> [Written instruction]: From the records below, pull each line that has "نیست".

▼

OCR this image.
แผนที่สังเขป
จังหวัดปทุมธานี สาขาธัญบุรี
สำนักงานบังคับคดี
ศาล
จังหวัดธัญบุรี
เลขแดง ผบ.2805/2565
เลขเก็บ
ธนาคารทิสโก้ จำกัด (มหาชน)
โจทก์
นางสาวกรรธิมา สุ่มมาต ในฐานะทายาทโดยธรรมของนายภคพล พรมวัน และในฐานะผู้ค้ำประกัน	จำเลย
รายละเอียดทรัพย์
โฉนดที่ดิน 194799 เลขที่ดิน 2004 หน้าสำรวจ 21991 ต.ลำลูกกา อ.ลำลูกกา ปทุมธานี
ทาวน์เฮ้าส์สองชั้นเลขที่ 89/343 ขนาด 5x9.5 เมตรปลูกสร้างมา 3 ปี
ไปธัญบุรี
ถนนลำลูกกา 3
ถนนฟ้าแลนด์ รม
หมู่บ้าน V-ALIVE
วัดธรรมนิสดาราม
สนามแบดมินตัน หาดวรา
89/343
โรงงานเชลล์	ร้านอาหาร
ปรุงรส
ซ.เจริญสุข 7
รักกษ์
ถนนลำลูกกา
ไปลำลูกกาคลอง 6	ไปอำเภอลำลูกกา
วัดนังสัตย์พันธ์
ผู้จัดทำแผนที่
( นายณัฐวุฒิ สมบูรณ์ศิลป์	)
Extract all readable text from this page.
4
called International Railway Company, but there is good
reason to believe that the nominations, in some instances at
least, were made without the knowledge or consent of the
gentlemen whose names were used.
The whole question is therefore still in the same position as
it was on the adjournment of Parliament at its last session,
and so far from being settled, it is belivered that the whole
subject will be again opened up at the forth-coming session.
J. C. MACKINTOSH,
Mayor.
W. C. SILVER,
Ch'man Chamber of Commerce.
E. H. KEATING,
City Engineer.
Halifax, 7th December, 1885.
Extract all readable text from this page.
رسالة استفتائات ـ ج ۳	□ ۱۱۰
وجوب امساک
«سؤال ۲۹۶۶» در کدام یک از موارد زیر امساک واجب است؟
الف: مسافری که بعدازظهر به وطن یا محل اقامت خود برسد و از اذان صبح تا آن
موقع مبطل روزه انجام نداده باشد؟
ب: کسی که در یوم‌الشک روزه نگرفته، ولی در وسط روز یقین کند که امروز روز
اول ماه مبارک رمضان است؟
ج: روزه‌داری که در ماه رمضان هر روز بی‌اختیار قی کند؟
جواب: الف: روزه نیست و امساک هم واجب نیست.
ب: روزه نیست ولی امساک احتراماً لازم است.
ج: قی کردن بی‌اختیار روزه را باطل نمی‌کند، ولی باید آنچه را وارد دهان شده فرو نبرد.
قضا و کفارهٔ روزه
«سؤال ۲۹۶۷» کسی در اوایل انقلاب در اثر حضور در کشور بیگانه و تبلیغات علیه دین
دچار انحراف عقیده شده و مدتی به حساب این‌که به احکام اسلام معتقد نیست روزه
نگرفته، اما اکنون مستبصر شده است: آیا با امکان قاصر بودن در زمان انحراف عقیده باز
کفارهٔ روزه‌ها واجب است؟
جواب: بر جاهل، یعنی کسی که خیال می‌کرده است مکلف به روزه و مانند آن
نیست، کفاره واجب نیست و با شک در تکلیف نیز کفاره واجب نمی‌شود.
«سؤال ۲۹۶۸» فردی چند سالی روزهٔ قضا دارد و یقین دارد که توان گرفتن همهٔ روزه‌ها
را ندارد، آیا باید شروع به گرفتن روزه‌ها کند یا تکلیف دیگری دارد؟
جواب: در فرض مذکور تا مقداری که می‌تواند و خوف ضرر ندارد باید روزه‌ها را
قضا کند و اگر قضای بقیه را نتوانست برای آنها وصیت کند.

▲

> [Exercise output]:
جواب: الف: روزه نیست و امساک هم واجب نیست.
ب: روزه نیست ولی امساک احتراماً لازم است.
دچار انحراف عقیده شده و مدتی به حساب این‌که به احکام اسلام معتقد نیست روزه
نیست، کفاره واجب نیست و با شک در تکلیف نیز کفاره واجب نمی‌شود.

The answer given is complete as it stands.